Items from a figure collection
======

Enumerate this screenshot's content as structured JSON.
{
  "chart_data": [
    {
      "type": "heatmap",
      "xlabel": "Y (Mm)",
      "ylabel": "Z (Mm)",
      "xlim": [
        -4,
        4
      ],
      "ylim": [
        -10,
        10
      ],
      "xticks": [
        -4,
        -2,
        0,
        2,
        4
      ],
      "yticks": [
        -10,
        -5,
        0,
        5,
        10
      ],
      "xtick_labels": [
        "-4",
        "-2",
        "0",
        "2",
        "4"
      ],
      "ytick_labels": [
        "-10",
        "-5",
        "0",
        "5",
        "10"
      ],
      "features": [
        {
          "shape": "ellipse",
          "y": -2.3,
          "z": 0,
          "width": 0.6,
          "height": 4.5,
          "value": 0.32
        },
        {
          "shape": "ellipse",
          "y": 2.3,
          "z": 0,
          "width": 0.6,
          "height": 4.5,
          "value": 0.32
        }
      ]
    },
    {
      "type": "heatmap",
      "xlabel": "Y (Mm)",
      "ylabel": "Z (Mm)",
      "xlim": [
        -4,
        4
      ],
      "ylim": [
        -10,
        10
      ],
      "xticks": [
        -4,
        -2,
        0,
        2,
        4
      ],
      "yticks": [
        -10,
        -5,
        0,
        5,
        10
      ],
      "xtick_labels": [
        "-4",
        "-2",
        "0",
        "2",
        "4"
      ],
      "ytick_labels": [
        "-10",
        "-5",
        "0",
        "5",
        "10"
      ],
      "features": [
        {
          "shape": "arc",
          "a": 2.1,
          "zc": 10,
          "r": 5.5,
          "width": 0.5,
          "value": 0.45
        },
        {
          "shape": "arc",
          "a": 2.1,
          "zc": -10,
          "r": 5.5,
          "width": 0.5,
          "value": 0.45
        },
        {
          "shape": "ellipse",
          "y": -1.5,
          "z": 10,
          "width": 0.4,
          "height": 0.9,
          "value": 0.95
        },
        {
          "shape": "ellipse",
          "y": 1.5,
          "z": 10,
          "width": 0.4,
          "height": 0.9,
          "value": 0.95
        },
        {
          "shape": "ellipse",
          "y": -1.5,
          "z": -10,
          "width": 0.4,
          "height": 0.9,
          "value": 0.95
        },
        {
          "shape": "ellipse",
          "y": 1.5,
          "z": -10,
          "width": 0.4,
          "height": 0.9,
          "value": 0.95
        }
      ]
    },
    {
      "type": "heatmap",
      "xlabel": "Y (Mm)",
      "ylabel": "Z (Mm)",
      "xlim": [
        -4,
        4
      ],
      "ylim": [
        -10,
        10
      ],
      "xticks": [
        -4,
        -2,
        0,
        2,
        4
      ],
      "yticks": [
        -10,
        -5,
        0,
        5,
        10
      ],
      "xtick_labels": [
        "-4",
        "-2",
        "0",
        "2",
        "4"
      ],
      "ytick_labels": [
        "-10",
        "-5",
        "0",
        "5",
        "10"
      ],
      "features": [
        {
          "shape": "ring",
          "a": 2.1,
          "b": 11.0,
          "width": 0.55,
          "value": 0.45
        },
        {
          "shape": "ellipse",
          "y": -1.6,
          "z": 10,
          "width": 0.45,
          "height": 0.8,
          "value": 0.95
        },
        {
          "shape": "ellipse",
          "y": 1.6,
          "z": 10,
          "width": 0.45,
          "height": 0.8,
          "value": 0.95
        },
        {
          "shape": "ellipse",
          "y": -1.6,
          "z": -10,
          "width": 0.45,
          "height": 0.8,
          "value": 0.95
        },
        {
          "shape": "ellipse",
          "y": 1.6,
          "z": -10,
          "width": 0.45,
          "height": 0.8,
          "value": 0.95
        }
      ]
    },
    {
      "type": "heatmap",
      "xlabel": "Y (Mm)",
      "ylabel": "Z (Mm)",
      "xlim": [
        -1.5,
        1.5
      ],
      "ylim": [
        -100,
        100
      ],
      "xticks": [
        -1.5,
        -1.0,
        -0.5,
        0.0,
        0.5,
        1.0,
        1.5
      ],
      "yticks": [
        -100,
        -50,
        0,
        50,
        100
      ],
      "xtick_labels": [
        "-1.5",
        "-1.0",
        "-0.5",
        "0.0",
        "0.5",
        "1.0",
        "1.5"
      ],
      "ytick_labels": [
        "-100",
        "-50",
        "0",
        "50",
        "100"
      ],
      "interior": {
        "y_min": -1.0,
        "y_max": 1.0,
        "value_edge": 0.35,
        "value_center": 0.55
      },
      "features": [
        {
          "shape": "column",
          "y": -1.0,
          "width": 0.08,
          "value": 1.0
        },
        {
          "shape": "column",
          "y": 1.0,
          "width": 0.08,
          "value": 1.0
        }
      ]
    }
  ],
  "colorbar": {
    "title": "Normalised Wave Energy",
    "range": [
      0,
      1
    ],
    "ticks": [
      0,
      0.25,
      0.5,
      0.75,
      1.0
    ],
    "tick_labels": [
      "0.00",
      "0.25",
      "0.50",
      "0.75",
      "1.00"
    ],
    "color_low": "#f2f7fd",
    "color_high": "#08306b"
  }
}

======

→ TASK OBJECTIVE
Return all of the above records exactly, leaving no line out.

→ WORKED SOLUTION
Enumerate this screenshot's content as structured JSON.
{
  "chart_data": [
    {
      "type": "heatmap",
      "xlabel": "Y (Mm)",
      "ylabel": "Z (Mm)",
      "xlim": [
        -4,
        4
      ],
      "ylim": [
        -10,
        10
      ],
      "xticks": [
        -4,
        -2,
        0,
        2,
        4
      ],
      "yticks": [
        -10,
        -5,
        0,
        5,
        10
      ],
      "xtick_labels": [
        "-4",
        "-2",
        "0",
        "2",
        "4"
      ],
      "ytick_labels": [
        "-10",
        "-5",
        "0",
        "5",
        "10"
      ],
      "features": [
        {
          "shape": "ellipse",
          "y": -2.3,
          "z": 0,
          "width": 0.6,
          "height": 4.5,
          "value": 0.32
        },
        {
          "shape": "ellipse",
          "y": 2.3,
          "z": 0,
          "width": 0.6,
          "height": 4.5,
          "value": 0.32
        }
      ]
    },
    {
      "type": "heatmap",
      "xlabel": "Y (Mm)",
      "ylabel": "Z (Mm)",
      "xlim": [
        -4,
        4
      ],
      "ylim": [
        -10,
        10
      ],
      "xticks": [
        -4,
        -2,
        0,
        2,
        4
      ],
      "yticks": [
        -10,
        -5,
        0,
        5,
        10
      ],
      "xtick_labels": [
        "-4",
        "-2",
        "0",
        "2",
        "4"
      ],
      "ytick_labels": [
        "-10",
        "-5",
        "0",
        "5",
        "10"
      ],
      "features": [
        {
          "shape": "arc",
          "a": 2.1,
          "zc": 10,
          "r": 5.5,
          "width": 0.5,
          "value": 0.45
        },
        {
          "shape": "arc",
          "a": 2.1,
          "zc": -10,
          "r": 5.5,
          "width": 0.5,
          "value": 0.45
        },
        {
          "shape": "ellipse",
          "y": -1.5,
          "z": 10,
          "width": 0.4,
          "height": 0.9,
          "value": 0.95
        },
        {
          "shape": "ellipse",
          "y": 1.5,
          "z": 10,
          "width": 0.4,
          "height": 0.9,
          "value": 0.95
        },
        {
          "shape": "ellipse",
          "y": -1.5,
          "z": -10,
          "width": 0.4,
          "height": 0.9,
          "value": 0.95
        },
        {
          "shape": "ellipse",
          "y": 1.5,
          "z": -10,
          "width": 0.4,
          "height": 0.9,
          "value": 0.95
        }
      ]
    },
    {
      "type": "heatmap",
      "xlabel": "Y (Mm)",
      "ylabel": "Z (Mm)",
      "xlim": [
        -4,
        4
      ],
      "ylim": [
        -10,
        10
      ],
      "xticks": [
        -4,
        -2,
        0,
        2,
        4
      ],
      "yticks": [
        -10,
        -5,
        0,
        5,
        10
      ],
      "xtick_labels": [
        "-4",
        "-2",
        "0",
        "2",
        "4"
      ],
      "ytick_labels": [
        "-10",
        "-5",
        "0",
        "5",
        "10"
      ],
      "features": [
        {
          "shape": "ring",
          "a": 2.1,
          "b": 11.0,
          "width": 0.55,
          "value": 0.45
        },
        {
          "shape": "ellipse",
          "y": -1.6,
          "z": 10,
          "width": 0.45,
          "height": 0.8,
          "value": 0.95
        },
        {
          "shape": "ellipse",
          "y": 1.6,
          "z": 10,
          "width": 0.45,
          "height": 0.8,
          "value": 0.95
        },
        {
          "shape": "ellipse",
          "y": -1.6,
          "z": -10,
          "width": 0.45,
          "height": 0.8,
          "value": 0.95
        },
        {
          "shape": "ellipse",
          "y": 1.6,
          "z": -10,
          "width": 0.45,
          "height": 0.8,
          "value": 0.95
        }
      ]
    },
    {
      "type": "heatmap",
      "xlabel": "Y (Mm)",
      "ylabel": "Z (Mm)",
      "xlim": [
        -1.5,
        1.5
      ],
      "ylim": [
        -100,
        100
      ],
      "xticks": [
        -1.5,
        -1.0,
        -0.5,
        0.0,
        0.5,
        1.0,
        1.5
      ],
      "yticks": [
        -100,
        -50,
        0,
        50,
        100
      ],
      "xtick_labels": [
        "-1.5",
        "-1.0",
        "-0.5",
        "0.0",
        "0.5",
        "1.0",
        "1.5"
      ],
      "ytick_labels": [
        "-100",
        "-50",
        "0",
        "50",
        "100"
      ],
      "interior": {
        "y_min": -1.0,
        "y_max": 1.0,
        "value_edge": 0.35,
        "value_center": 0.55
      },
      "features": [
        {
          "shape": "column",
          "y": -1.0,
          "width": 0.08,
          "value": 1.0
        },
        {
          "shape": "column",
          "y": 1.0,
          "width": 0.08,
          "value": 1.0
        }
      ]
    }
  ],
  "colorbar": {
    "title": "Normalised Wave Energy",
    "range": [
      0,
      1
    ],
    "ticks": [
      0,
      0.25,
      0.5,
      0.75,
      1.0
    ],
    "tick_labels": [
      "0.00",
      "0.25",
      "0.50",
      "0.75",
      "1.00"
    ],
    "color_low": "#f2f7fd",
    "color_high": "#08306b"
  }
}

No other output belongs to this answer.